Images excluded, repeat each entry below exactly.
>> begin Extracted material
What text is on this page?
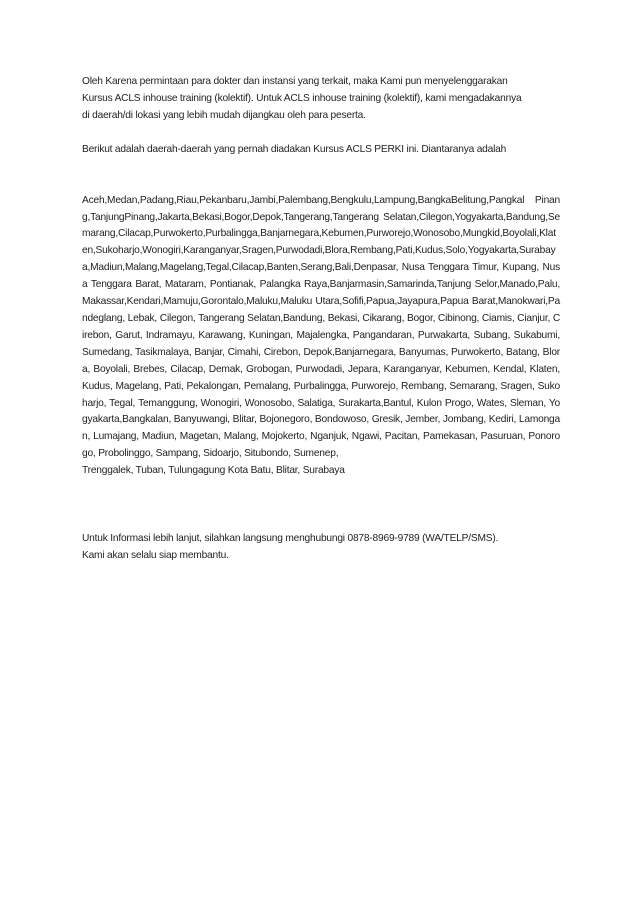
Oleh Karena permintaan para dokter dan instansi yang terkait, maka Kami pun menyelenggarakan

Kursus ACLS inhouse training (kolektif). Untuk ACLS inhouse training (kolektif), kami mengadakannya

di daerah/di lokasi yang lebih mudah dijangkau oleh para peserta.

Berikut adalah daerah-daerah yang pernah diadakan Kursus ACLS PERKI ini. Diantaranya adalah

Aceh,Medan,Padang,Riau,Pekanbaru,Jambi,Palembang,Bengkulu,Lampung,BangkaBelitung,Pangkal Pinang,TanjungPinang,Jakarta,Bekasi,Bogor,Depok,Tangerang,Tangerang Selatan,Cilegon,Yogyakarta,Bandung,Semarang,Cilacap,Purwokerto,Purbalingga,Banjarnegara,Kebumen,Purworejo,Wonosobo,Mungkid,Boyolali,Klaten,Sukoharjo,Wonogiri,Karanganyar,Sragen,Purwodadi,Blora,Rembang,Pati,Kudus,Solo,Yogyakarta,Surabaya,Madiun,Malang,Magelang,Tegal,Cilacap,Banten,Serang,Bali,Denpasar, Nusa Tenggara Timur, Kupang, Nusa Tenggara Barat, Mataram, Pontianak, Palangka Raya,Banjarmasin,Samarinda,Tanjung Selor,Manado,Palu,Makassar,Kendari,Mamuju,Gorontalo,Maluku,Maluku Utara,Sofifi,Papua,Jayapura,Papua Barat,Manokwari,Pandeglang, Lebak, Cilegon, Tangerang Selatan,Bandung, Bekasi, Cikarang, Bogor, Cibinong, Ciamis, Cianjur, Cirebon, Garut, Indramayu, Karawang, Kuningan, Majalengka, Pangandaran, Purwakarta, Subang, Sukabumi, Sumedang, Tasikmalaya, Banjar, Cimahi, Cirebon, Depok,Banjarnegara, Banyumas, Purwokerto, Batang, Blora, Boyolali, Brebes, Cilacap, Demak, Grobogan, Purwodadi, Jepara, Karanganyar, Kebumen, Kendal, Klaten, Kudus, Magelang, Pati, Pekalongan, Pemalang, Purbalingga, Purworejo, Rembang, Semarang, Sragen, Sukoharjo, Tegal, Temanggung, Wonogiri, Wonosobo, Salatiga, Surakarta,Bantul, Kulon Progo, Wates, Sleman, Yogyakarta,Bangkalan, Banyuwangi, Blitar, Bojonegoro, Bondowoso, Gresik, Jember, Jombang, Kediri, Lamongan, Lumajang, Madiun, Magetan, Malang, Mojokerto, Nganjuk, Ngawi, Pacitan, Pamekasan, Pasuruan, Ponorogo, Probolinggo, Sampang, Sidoarjo, Situbondo, Sumenep,

Trenggalek, Tuban, Tulungagung Kota Batu, Blitar, Surabaya

Untuk Informasi lebih lanjut, silahkan langsung menghubungi 0878-8969-9789 (WA/TELP/SMS).

Kami akan selalu siap membantu.
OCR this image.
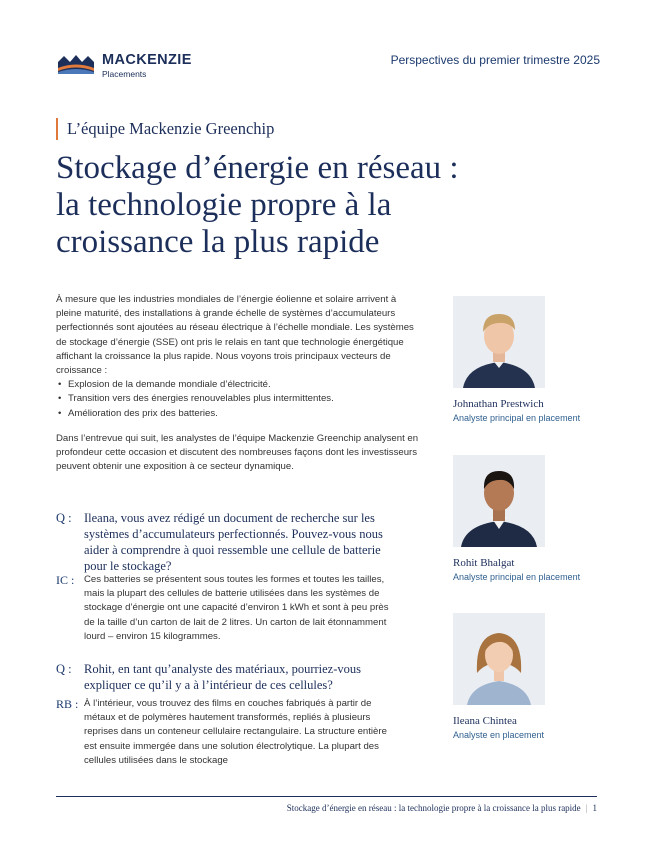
MACKENZIE
Placements
Perspectives du premier trimestre 2025
L’équipe Mackenzie Greenchip
Stockage d’énergie en réseau :
la technologie propre à la
croissance la plus rapide

À mesure que les industries mondiales de l’énergie éolienne et solaire arrivent à pleine maturité, des installations à grande échelle de systèmes d’accumulateurs perfectionnés sont ajoutées au réseau électrique à l’échelle mondiale. Les systèmes de stockage d’énergie (SSE) ont pris le relais en tant que technologie énergétique affichant la croissance la plus rapide. Nous voyons trois principaux vecteurs de croissance :

• Explosion de la demande mondiale d’électricité.
• Transition vers des énergies renouvelables plus intermittentes.
• Amélioration des prix des batteries.

Dans l’entrevue qui suit, les analystes de l’équipe Mackenzie Greenchip analysent en profondeur cette occasion et discutent des nombreuses façons dont les investisseurs peuvent obtenir une exposition à ce secteur dynamique.

Q : Ileana, vous avez rédigé un document de recherche sur les systèmes d’accumulateurs perfectionnés. Pouvez-vous nous aider à comprendre à quoi ressemble une cellule de batterie pour le stockage?
IC : Ces batteries se présentent sous toutes les formes et toutes les tailles, mais la plupart des cellules de batterie utilisées dans les systèmes de stockage d’énergie ont une capacité d’environ 1 kWh et sont à peu près de la taille d’un carton de lait de 2 litres. Un carton de lait étonnamment lourd – environ 15 kilogrammes.
Q : Rohit, en tant qu’analyste des matériaux, pourriez-vous expliquer ce qu’il y a à l’intérieur de ces cellules?
RB : À l’intérieur, vous trouvez des films en couches fabriqués à partir de métaux et de polymères hautement transformés, repliés à plusieurs reprises dans un conteneur cellulaire rectangulaire. La structure entière est ensuite immergée dans une solution électrolytique. La plupart des cellules utilisées dans le stockage
Johnathan Prestwich
Analyste principal en placement
Rohit Bhalgat
Analyste principal en placement
Ileana Chintea
Analyste en placement
Stockage d’énergie en réseau : la technologie propre à la croissance la plus rapide | 1
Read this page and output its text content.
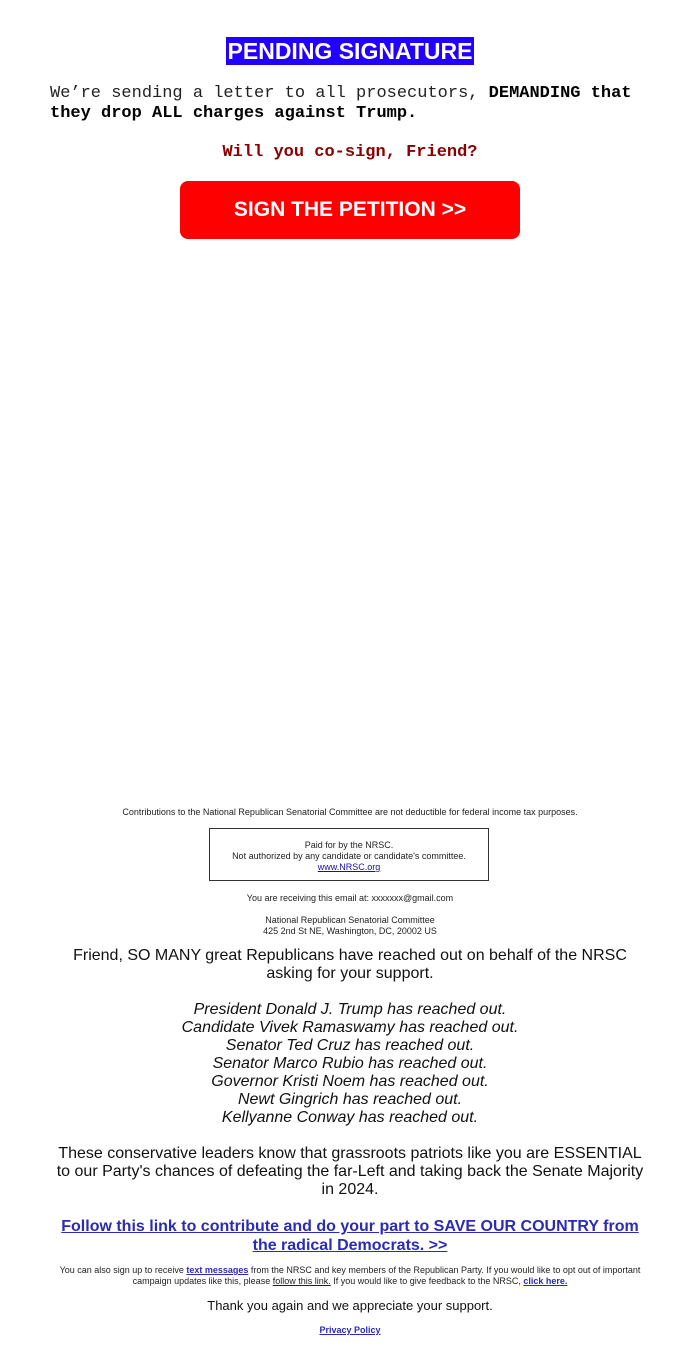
PENDING SIGNATURE
We’re sending a letter to all prosecutors, DEMANDING that they drop ALL charges against Trump.
Will you co-sign, Friend?
SIGN THE PETITION >>
Contributions to the National Republican Senatorial Committee are not deductible for federal income tax purposes.
Paid for by the NRSC.
Not authorized by any candidate or candidate's committee.
www.NRSC.org
You are receiving this email at: xxxxxxx@gmail.com
National Republican Senatorial Committee
425 2nd St NE, Washington, DC, 20002 US
Friend, SO MANY great Republicans have reached out on behalf of the NRSC asking for your support.
President Donald J. Trump has reached out.
Candidate Vivek Ramaswamy has reached out.
Senator Ted Cruz has reached out.
Senator Marco Rubio has reached out.
Governor Kristi Noem has reached out.
Newt Gingrich has reached out.
Kellyanne Conway has reached out.
These conservative leaders know that grassroots patriots like you are ESSENTIAL to our Party's chances of defeating the far-Left and taking back the Senate Majority in 2024.
Follow this link to contribute and do your part to SAVE OUR COUNTRY from the radical Democrats. >>
You can also sign up to receive text messages from the NRSC and key members of the Republican Party. If you would like to opt out of important campaign updates like this, please follow this link. If you would like to give feedback to the NRSC, click here.
Thank you again and we appreciate your support.
Privacy Policy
>> end Extracted material
* **The completed task**:
What text is on this page?
Oleh Karena permintaan para dokter dan instansi yang terkait, maka Kami pun menyelenggarakan

Kursus ACLS inhouse training (kolektif). Untuk ACLS inhouse training (kolektif), kami mengadakannya

di daerah/di lokasi yang lebih mudah dijangkau oleh para peserta.

Berikut adalah daerah-daerah yang pernah diadakan Kursus ACLS PERKI ini. Diantaranya adalah

Aceh,Medan,Padang,Riau,Pekanbaru,Jambi,Palembang,Bengkulu,Lampung,BangkaBelitung,Pangkal Pinang,TanjungPinang,Jakarta,Bekasi,Bogor,Depok,Tangerang,Tangerang Selatan,Cilegon,Yogyakarta,Bandung,Semarang,Cilacap,Purwokerto,Purbalingga,Banjarnegara,Kebumen,Purworejo,Wonosobo,Mungkid,Boyolali,Klaten,Sukoharjo,Wonogiri,Karanganyar,Sragen,Purwodadi,Blora,Rembang,Pati,Kudus,Solo,Yogyakarta,Surabaya,Madiun,Malang,Magelang,Tegal,Cilacap,Banten,Serang,Bali,Denpasar, Nusa Tenggara Timur, Kupang, Nusa Tenggara Barat, Mataram, Pontianak, Palangka Raya,Banjarmasin,Samarinda,Tanjung Selor,Manado,Palu,Makassar,Kendari,Mamuju,Gorontalo,Maluku,Maluku Utara,Sofifi,Papua,Jayapura,Papua Barat,Manokwari,Pandeglang, Lebak, Cilegon, Tangerang Selatan,Bandung, Bekasi, Cikarang, Bogor, Cibinong, Ciamis, Cianjur, Cirebon, Garut, Indramayu, Karawang, Kuningan, Majalengka, Pangandaran, Purwakarta, Subang, Sukabumi, Sumedang, Tasikmalaya, Banjar, Cimahi, Cirebon, Depok,Banjarnegara, Banyumas, Purwokerto, Batang, Blora, Boyolali, Brebes, Cilacap, Demak, Grobogan, Purwodadi, Jepara, Karanganyar, Kebumen, Kendal, Klaten, Kudus, Magelang, Pati, Pekalongan, Pemalang, Purbalingga, Purworejo, Rembang, Semarang, Sragen, Sukoharjo, Tegal, Temanggung, Wonogiri, Wonosobo, Salatiga, Surakarta,Bantul, Kulon Progo, Wates, Sleman, Yogyakarta,Bangkalan, Banyuwangi, Blitar, Bojonegoro, Bondowoso, Gresik, Jember, Jombang, Kediri, Lamongan, Lumajang, Madiun, Magetan, Malang, Mojokerto, Nganjuk, Ngawi, Pacitan, Pamekasan, Pasuruan, Ponorogo, Probolinggo, Sampang, Sidoarjo, Situbondo, Sumenep,

Trenggalek, Tuban, Tulungagung Kota Batu, Blitar, Surabaya

Untuk Informasi lebih lanjut, silahkan langsung menghubungi 0878-8969-9789 (WA/TELP/SMS).

Kami akan selalu siap membantu.
OCR this image.
MACKENZIE
Placements
Perspectives du premier trimestre 2025
L’équipe Mackenzie Greenchip
Stockage d’énergie en réseau :
la technologie propre à la
croissance la plus rapide

À mesure que les industries mondiales de l’énergie éolienne et solaire arrivent à pleine maturité, des installations à grande échelle de systèmes d’accumulateurs perfectionnés sont ajoutées au réseau électrique à l’échelle mondiale. Les systèmes de stockage d’énergie (SSE) ont pris le relais en tant que technologie énergétique affichant la croissance la plus rapide. Nous voyons trois principaux vecteurs de croissance :

• Explosion de la demande mondiale d’électricité.
• Transition vers des énergies renouvelables plus intermittentes.
• Amélioration des prix des batteries.

Dans l’entrevue qui suit, les analystes de l’équipe Mackenzie Greenchip analysent en profondeur cette occasion et discutent des nombreuses façons dont les investisseurs peuvent obtenir une exposition à ce secteur dynamique.

Q : Ileana, vous avez rédigé un document de recherche sur les systèmes d’accumulateurs perfectionnés. Pouvez-vous nous aider à comprendre à quoi ressemble une cellule de batterie pour le stockage?
IC : Ces batteries se présentent sous toutes les formes et toutes les tailles, mais la plupart des cellules de batterie utilisées dans les systèmes de stockage d’énergie ont une capacité d’environ 1 kWh et sont à peu près de la taille d’un carton de lait de 2 litres. Un carton de lait étonnamment lourd – environ 15 kilogrammes.
Q : Rohit, en tant qu’analyste des matériaux, pourriez-vous expliquer ce qu’il y a à l’intérieur de ces cellules?
RB : À l’intérieur, vous trouvez des films en couches fabriqués à partir de métaux et de polymères hautement transformés, repliés à plusieurs reprises dans un conteneur cellulaire rectangulaire. La structure entière est ensuite immergée dans une solution électrolytique. La plupart des cellules utilisées dans le stockage
Johnathan Prestwich
Analyste principal en placement
Rohit Bhalgat
Analyste principal en placement
Ileana Chintea
Analyste en placement
Stockage d’énergie en réseau : la technologie propre à la croissance la plus rapide | 1
Read this page and output its text content.
PENDING SIGNATURE
We’re sending a letter to all prosecutors, DEMANDING that they drop ALL charges against Trump.
Will you co-sign, Friend?
SIGN THE PETITION >>
Contributions to the National Republican Senatorial Committee are not deductible for federal income tax purposes.
Paid for by the NRSC.
Not authorized by any candidate or candidate's committee.
www.NRSC.org
You are receiving this email at: xxxxxxx@gmail.com
National Republican Senatorial Committee
425 2nd St NE, Washington, DC, 20002 US
Friend, SO MANY great Republicans have reached out on behalf of the NRSC asking for your support.
President Donald J. Trump has reached out.
Candidate Vivek Ramaswamy has reached out.
Senator Ted Cruz has reached out.
Senator Marco Rubio has reached out.
Governor Kristi Noem has reached out.
Newt Gingrich has reached out.
Kellyanne Conway has reached out.
These conservative leaders know that grassroots patriots like you are ESSENTIAL to our Party's chances of defeating the far-Left and taking back the Senate Majority in 2024.
Follow this link to contribute and do your part to SAVE OUR COUNTRY from the radical Democrats. >>
You can also sign up to receive text messages from the NRSC and key members of the Republican Party. If you would like to opt out of important campaign updates like this, please follow this link. If you would like to give feedback to the NRSC, click here.
Thank you again and we appreciate your support.
Privacy Policy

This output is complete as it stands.